===== Material supplied =====
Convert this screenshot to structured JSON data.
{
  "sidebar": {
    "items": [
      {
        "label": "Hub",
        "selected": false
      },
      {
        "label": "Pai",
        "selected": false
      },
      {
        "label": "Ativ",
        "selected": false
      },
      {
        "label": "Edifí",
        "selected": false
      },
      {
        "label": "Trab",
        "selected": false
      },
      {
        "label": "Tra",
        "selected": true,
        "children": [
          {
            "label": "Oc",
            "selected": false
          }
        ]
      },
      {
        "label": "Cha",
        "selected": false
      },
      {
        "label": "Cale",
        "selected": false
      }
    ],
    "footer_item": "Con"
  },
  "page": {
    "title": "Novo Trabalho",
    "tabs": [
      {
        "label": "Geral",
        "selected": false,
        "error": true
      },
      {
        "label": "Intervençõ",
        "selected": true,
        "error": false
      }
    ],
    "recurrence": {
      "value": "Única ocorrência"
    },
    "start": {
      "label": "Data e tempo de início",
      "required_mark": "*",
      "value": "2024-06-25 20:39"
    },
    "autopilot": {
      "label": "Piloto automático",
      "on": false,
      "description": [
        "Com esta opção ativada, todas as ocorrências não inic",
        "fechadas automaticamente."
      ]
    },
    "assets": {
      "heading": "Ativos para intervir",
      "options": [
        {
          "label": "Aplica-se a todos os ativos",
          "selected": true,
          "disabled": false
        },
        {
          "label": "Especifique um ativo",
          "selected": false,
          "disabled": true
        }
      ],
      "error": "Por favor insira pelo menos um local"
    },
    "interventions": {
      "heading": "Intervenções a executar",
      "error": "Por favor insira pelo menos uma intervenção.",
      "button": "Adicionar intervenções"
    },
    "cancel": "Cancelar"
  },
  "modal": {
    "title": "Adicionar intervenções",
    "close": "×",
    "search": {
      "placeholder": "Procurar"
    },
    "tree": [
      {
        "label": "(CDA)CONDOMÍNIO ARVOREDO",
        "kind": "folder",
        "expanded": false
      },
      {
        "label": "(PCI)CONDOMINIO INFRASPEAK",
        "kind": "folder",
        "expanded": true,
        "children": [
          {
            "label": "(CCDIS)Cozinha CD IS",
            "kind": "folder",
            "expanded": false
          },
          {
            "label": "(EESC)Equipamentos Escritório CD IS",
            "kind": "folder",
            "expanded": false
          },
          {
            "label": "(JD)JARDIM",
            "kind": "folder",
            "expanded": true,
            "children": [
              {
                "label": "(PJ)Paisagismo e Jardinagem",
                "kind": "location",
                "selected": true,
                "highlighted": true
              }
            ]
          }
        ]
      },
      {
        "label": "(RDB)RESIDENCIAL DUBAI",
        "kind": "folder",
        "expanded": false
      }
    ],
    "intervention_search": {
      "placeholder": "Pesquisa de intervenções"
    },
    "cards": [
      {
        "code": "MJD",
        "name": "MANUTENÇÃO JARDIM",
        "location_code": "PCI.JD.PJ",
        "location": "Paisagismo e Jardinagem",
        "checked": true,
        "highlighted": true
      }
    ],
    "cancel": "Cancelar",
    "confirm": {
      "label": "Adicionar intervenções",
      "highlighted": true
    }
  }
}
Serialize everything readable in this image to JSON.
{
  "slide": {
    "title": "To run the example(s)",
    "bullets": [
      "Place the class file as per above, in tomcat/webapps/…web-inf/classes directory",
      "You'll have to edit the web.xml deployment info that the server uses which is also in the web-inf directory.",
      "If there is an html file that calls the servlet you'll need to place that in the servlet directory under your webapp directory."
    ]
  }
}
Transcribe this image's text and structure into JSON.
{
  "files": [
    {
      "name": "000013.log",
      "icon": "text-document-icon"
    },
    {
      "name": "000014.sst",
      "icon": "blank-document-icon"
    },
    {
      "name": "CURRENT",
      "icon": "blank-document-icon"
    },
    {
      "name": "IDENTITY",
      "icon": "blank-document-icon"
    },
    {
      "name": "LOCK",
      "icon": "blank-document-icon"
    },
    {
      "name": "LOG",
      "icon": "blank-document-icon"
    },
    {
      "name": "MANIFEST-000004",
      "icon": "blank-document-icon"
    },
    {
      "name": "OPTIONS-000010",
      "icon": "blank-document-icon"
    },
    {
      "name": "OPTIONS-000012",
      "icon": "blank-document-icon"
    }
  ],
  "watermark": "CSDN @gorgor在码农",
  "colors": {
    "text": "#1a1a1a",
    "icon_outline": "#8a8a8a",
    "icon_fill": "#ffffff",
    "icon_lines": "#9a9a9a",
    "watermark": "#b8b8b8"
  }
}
=====
## Job
All of the data needs to be reproduced exactly, with no line missing.

## Exercise solution
Convert this screenshot to structured JSON data.
{
  "sidebar": {
    "items": [
      {
        "label": "Hub",
        "selected": false
      },
      {
        "label": "Pai",
        "selected": false
      },
      {
        "label": "Ativ",
        "selected": false
      },
      {
        "label": "Edifí",
        "selected": false
      },
      {
        "label": "Trab",
        "selected": false
      },
      {
        "label": "Tra",
        "selected": true,
        "children": [
          {
            "label": "Oc",
            "selected": false
          }
        ]
      },
      {
        "label": "Cha",
        "selected": false
      },
      {
        "label": "Cale",
        "selected": false
      }
    ],
    "footer_item": "Con"
  },
  "page": {
    "title": "Novo Trabalho",
    "tabs": [
      {
        "label": "Geral",
        "selected": false,
        "error": true
      },
      {
        "label": "Intervençõ",
        "selected": true,
        "error": false
      }
    ],
    "recurrence": {
      "value": "Única ocorrência"
    },
    "start": {
      "label": "Data e tempo de início",
      "required_mark": "*",
      "value": "2024-06-25 20:39"
    },
    "autopilot": {
      "label": "Piloto automático",
      "on": false,
      "description": [
        "Com esta opção ativada, todas as ocorrências não inic",
        "fechadas automaticamente."
      ]
    },
    "assets": {
      "heading": "Ativos para intervir",
      "options": [
        {
          "label": "Aplica-se a todos os ativos",
          "selected": true,
          "disabled": false
        },
        {
          "label": "Especifique um ativo",
          "selected": false,
          "disabled": true
        }
      ],
      "error": "Por favor insira pelo menos um local"
    },
    "interventions": {
      "heading": "Intervenções a executar",
      "error": "Por favor insira pelo menos uma intervenção.",
      "button": "Adicionar intervenções"
    },
    "cancel": "Cancelar"
  },
  "modal": {
    "title": "Adicionar intervenções",
    "close": "×",
    "search": {
      "placeholder": "Procurar"
    },
    "tree": [
      {
        "label": "(CDA)CONDOMÍNIO ARVOREDO",
        "kind": "folder",
        "expanded": false
      },
      {
        "label": "(PCI)CONDOMINIO INFRASPEAK",
        "kind": "folder",
        "expanded": true,
        "children": [
          {
            "label": "(CCDIS)Cozinha CD IS",
            "kind": "folder",
            "expanded": false
          },
          {
            "label": "(EESC)Equipamentos Escritório CD IS",
            "kind": "folder",
            "expanded": false
          },
          {
            "label": "(JD)JARDIM",
            "kind": "folder",
            "expanded": true,
            "children": [
              {
                "label": "(PJ)Paisagismo e Jardinagem",
                "kind": "location",
                "selected": true,
                "highlighted": true
              }
            ]
          }
        ]
      },
      {
        "label": "(RDB)RESIDENCIAL DUBAI",
        "kind": "folder",
        "expanded": false
      }
    ],
    "intervention_search": {
      "placeholder": "Pesquisa de intervenções"
    },
    "cards": [
      {
        "code": "MJD",
        "name": "MANUTENÇÃO JARDIM",
        "location_code": "PCI.JD.PJ",
        "location": "Paisagismo e Jardinagem",
        "checked": true,
        "highlighted": true
      }
    ],
    "cancel": "Cancelar",
    "confirm": {
      "label": "Adicionar intervenções",
      "highlighted": true
    }
  }
}
Serialize everything readable in this image to JSON.
{
  "slide": {
    "title": "To run the example(s)",
    "bullets": [
      "Place the class file as per above, in tomcat/webapps/…web-inf/classes directory",
      "You'll have to edit the web.xml deployment info that the server uses which is also in the web-inf directory.",
      "If there is an html file that calls the servlet you'll need to place that in the servlet directory under your webapp directory."
    ]
  }
}
Transcribe this image's text and structure into JSON.
{
  "files": [
    {
      "name": "000013.log",
      "icon": "text-document-icon"
    },
    {
      "name": "000014.sst",
      "icon": "blank-document-icon"
    },
    {
      "name": "CURRENT",
      "icon": "blank-document-icon"
    },
    {
      "name": "IDENTITY",
      "icon": "blank-document-icon"
    },
    {
      "name": "LOCK",
      "icon": "blank-document-icon"
    },
    {
      "name": "LOG",
      "icon": "blank-document-icon"
    },
    {
      "name": "MANIFEST-000004",
      "icon": "blank-document-icon"
    },
    {
      "name": "OPTIONS-000010",
      "icon": "blank-document-icon"
    },
    {
      "name": "OPTIONS-000012",
      "icon": "blank-document-icon"
    }
  ],
  "watermark": "CSDN @gorgor在码农",
  "colors": {
    "text": "#1a1a1a",
    "icon_outline": "#8a8a8a",
    "icon_fill": "#ffffff",
    "icon_lines": "#9a9a9a",
    "watermark": "#b8b8b8"
  }
}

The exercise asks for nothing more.